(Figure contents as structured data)

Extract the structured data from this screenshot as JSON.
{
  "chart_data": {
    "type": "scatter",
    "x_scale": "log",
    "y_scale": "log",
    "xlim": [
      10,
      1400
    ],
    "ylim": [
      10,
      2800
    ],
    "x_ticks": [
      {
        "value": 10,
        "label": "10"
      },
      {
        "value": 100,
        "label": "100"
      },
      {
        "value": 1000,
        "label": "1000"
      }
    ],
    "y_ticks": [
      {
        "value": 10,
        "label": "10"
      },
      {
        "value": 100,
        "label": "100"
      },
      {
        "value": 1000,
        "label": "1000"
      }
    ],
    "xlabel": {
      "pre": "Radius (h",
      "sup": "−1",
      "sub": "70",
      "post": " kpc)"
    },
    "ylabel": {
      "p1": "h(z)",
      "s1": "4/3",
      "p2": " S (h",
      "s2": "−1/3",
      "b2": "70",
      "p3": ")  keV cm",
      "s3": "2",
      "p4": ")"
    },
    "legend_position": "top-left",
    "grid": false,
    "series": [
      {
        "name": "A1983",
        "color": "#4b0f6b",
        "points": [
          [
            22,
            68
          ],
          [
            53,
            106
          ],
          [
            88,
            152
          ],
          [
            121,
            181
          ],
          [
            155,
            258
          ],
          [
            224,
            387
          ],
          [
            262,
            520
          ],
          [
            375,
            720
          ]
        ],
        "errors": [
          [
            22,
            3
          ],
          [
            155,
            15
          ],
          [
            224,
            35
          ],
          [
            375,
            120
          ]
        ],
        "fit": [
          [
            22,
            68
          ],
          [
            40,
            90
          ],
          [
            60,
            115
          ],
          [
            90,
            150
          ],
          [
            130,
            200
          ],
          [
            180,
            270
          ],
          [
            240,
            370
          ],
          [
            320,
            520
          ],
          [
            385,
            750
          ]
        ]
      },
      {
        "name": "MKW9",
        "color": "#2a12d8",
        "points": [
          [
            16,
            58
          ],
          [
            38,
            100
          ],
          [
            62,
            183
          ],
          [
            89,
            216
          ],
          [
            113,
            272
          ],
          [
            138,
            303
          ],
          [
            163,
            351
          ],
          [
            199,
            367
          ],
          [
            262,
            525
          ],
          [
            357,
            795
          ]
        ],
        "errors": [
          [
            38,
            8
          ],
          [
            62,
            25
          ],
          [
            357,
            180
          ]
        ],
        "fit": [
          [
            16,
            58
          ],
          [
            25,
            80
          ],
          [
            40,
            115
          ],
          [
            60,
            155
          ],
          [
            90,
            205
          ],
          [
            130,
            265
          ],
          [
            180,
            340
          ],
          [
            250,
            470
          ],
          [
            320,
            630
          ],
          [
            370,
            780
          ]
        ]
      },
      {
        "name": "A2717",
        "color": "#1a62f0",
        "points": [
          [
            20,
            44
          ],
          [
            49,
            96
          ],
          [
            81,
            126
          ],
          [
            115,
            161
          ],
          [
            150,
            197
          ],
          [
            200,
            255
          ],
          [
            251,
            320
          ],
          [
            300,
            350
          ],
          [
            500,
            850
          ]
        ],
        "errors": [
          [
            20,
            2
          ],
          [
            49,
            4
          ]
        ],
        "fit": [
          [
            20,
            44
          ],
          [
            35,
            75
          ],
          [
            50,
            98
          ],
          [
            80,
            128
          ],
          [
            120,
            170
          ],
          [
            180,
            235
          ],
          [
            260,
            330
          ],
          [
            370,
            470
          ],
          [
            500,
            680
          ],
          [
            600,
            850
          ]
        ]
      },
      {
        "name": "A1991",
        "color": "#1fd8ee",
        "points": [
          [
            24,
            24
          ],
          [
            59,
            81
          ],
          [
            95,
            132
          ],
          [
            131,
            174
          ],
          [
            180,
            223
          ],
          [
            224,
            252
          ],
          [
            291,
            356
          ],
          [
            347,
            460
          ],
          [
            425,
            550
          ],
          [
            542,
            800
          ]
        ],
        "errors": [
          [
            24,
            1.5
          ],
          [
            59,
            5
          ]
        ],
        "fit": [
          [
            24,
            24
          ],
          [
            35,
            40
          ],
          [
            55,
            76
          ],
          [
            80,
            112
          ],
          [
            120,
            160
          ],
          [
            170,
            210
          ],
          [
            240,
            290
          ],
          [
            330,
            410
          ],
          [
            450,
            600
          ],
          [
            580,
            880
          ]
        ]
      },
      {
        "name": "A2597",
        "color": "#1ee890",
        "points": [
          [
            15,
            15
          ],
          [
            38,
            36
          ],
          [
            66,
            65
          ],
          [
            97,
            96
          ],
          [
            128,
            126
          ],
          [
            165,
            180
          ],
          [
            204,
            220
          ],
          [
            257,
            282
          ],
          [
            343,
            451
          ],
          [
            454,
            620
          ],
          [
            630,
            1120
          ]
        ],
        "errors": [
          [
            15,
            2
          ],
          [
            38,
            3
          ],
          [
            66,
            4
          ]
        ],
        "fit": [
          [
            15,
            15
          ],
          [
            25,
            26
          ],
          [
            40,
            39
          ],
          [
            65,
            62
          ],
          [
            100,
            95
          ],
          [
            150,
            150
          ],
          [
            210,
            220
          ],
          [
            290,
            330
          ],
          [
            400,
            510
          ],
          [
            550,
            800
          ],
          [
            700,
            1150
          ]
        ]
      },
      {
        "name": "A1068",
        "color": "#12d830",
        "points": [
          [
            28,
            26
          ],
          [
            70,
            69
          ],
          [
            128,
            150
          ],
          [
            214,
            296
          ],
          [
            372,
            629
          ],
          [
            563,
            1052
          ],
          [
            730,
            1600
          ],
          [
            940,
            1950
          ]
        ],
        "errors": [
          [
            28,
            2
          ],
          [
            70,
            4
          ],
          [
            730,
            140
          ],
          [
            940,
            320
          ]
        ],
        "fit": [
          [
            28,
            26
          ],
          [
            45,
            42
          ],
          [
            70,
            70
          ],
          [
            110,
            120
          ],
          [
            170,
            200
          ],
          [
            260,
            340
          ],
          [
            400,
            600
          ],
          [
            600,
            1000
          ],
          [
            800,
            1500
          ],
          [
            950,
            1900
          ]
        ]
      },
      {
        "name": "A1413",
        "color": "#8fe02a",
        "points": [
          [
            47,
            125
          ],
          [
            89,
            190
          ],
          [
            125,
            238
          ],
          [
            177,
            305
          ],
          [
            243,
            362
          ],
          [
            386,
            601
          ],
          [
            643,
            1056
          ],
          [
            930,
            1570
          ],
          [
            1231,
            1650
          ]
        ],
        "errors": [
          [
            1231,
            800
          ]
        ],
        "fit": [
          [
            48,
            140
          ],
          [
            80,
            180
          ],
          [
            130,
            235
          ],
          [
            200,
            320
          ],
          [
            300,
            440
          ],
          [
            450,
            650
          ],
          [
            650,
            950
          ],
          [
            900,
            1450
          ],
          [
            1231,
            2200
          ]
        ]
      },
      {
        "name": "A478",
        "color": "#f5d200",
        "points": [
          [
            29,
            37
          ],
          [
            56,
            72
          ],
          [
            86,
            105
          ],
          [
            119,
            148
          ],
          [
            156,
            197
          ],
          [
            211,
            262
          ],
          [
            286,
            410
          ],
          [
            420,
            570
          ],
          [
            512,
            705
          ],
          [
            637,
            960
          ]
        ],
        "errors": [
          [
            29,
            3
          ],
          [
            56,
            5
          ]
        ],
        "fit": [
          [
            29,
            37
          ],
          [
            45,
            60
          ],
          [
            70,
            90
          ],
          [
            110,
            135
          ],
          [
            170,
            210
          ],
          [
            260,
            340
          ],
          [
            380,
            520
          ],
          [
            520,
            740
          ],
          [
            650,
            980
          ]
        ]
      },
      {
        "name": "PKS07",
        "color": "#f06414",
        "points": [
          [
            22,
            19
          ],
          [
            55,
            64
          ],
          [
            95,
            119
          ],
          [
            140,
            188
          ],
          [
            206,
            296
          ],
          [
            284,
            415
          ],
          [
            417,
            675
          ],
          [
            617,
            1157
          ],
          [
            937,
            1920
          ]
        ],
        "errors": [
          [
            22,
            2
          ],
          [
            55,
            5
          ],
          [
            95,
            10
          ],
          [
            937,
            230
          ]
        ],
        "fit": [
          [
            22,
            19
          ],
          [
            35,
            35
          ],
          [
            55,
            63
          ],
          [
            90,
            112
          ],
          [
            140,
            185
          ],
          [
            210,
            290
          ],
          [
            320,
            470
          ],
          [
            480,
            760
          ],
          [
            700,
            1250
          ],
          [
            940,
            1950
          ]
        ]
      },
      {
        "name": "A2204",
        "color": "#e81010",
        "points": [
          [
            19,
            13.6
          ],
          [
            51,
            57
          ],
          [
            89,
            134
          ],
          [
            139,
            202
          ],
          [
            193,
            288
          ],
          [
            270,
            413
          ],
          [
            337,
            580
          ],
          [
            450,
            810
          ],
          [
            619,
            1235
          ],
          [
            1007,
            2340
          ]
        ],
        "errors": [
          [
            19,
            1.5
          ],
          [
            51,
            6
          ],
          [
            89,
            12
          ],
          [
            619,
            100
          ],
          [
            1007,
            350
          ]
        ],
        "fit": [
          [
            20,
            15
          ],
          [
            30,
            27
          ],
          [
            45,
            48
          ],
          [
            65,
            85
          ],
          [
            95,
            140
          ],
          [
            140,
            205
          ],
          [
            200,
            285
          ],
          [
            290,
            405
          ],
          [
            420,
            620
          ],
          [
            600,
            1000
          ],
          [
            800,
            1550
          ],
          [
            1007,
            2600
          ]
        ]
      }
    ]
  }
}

**Task description**:
Search the data for the string "color" and copy each line where it appears.

**Exercise solution**:
        "color": "#4b0f6b",
        "color": "#2a12d8",
        "color": "#1a62f0",
        "color": "#1fd8ee",
        "color": "#1ee890",
        "color": "#12d830",
        "color": "#8fe02a",
        "color": "#f5d200",
        "color": "#f06414",
        "color": "#e81010",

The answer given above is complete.